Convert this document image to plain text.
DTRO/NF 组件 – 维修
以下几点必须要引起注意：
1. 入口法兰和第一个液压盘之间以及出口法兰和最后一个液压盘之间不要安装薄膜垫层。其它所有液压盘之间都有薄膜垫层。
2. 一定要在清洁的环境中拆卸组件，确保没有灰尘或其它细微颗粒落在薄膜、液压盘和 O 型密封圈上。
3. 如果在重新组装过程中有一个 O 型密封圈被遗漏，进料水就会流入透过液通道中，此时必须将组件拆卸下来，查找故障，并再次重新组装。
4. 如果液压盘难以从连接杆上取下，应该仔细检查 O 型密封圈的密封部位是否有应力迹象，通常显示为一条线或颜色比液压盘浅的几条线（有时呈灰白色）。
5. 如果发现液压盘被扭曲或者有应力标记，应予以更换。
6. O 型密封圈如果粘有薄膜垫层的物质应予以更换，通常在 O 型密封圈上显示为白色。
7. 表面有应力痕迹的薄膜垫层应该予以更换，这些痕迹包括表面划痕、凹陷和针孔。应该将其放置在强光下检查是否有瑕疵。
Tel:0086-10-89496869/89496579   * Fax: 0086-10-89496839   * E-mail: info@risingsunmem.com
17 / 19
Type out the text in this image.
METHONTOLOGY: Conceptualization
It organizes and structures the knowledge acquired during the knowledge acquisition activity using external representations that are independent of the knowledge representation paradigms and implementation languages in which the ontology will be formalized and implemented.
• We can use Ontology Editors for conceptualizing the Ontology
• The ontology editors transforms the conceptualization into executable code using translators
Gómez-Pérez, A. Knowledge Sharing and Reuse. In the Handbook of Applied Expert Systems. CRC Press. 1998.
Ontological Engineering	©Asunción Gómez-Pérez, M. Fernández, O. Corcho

****************************************

§ What to produce: Only the lines from the one that contains "Type out the text in this image." to the end of the data should be output, exactly as they appear.

§ Task response:
Type out the text in this image.
METHONTOLOGY: Conceptualization
It organizes and structures the knowledge acquired during the knowledge acquisition activity using external representations that are independent of the knowledge representation paradigms and implementation languages in which the ontology will be formalized and implemented.
• We can use Ontology Editors for conceptualizing the Ontology
• The ontology editors transforms the conceptualization into executable code using translators
Gómez-Pérez, A. Knowledge Sharing and Reuse. In the Handbook of Applied Expert Systems. CRC Press. 1998.
Ontological Engineering	©Asunción Gómez-Pérez, M. Fernández, O. Corcho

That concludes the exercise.